Your task is to tally the lines of the listing containing the word "JSON" and report the figure alone.

***** Dataset entries

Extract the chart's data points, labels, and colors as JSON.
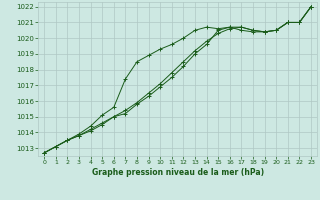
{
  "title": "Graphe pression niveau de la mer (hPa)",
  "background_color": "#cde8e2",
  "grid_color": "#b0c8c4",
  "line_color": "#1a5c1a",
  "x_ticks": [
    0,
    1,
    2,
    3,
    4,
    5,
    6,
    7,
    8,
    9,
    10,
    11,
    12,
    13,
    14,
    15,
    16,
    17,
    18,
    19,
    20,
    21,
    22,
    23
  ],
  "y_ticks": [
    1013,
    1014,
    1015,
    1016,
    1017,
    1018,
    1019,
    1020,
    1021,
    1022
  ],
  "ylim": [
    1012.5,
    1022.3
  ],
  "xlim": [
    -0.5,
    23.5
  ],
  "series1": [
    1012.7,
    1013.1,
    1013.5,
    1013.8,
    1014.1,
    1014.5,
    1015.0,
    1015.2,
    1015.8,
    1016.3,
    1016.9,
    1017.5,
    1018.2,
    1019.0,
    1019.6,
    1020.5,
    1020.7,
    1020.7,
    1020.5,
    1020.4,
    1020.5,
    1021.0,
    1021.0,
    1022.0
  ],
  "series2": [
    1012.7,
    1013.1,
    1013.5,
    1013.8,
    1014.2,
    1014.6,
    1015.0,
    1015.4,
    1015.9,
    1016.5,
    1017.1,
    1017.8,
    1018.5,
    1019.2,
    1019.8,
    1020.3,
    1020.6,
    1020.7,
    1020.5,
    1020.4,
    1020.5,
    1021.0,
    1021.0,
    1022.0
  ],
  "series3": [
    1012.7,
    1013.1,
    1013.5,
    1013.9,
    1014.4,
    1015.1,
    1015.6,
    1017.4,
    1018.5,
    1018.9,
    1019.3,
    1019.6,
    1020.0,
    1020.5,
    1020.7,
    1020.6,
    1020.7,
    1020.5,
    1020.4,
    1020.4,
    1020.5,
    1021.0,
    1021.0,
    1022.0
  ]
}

**********
***** Dataset entries

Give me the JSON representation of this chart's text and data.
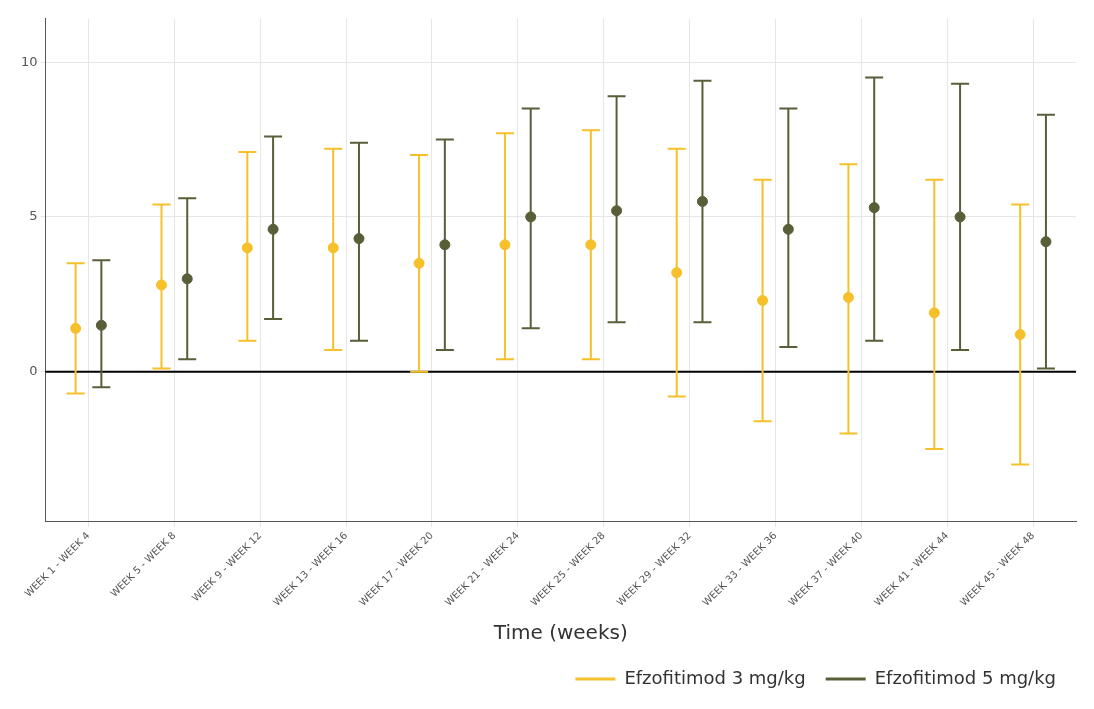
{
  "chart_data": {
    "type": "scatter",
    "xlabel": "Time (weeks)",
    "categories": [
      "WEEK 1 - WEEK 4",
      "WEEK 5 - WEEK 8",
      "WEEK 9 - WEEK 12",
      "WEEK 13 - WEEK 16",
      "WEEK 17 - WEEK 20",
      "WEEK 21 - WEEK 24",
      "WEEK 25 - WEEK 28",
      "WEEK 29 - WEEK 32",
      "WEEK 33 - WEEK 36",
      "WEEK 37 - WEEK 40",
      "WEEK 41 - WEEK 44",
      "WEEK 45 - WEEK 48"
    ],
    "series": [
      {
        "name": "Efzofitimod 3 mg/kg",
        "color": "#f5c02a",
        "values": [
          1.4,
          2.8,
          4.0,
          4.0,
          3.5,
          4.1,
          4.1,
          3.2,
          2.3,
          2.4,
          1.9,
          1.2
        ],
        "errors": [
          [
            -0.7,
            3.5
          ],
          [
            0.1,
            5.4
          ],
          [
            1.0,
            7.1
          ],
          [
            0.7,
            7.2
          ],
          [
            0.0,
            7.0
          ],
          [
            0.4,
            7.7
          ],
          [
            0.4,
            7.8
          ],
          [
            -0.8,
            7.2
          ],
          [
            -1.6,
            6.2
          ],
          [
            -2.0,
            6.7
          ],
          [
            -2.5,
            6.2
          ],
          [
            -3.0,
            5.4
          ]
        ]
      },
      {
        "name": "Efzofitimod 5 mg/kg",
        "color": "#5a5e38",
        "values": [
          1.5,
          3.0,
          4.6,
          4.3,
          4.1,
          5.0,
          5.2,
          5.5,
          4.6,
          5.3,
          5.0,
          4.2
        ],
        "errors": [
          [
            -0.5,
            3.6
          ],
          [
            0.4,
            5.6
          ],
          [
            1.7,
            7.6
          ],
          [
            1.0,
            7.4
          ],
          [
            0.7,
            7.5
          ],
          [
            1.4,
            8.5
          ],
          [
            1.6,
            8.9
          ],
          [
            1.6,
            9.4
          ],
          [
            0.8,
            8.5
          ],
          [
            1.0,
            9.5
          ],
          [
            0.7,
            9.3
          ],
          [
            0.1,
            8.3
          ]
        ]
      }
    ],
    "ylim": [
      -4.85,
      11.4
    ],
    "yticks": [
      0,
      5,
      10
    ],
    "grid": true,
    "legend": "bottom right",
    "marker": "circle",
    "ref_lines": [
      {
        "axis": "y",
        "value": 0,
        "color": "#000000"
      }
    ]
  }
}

**********

▶ [Correct response]:
2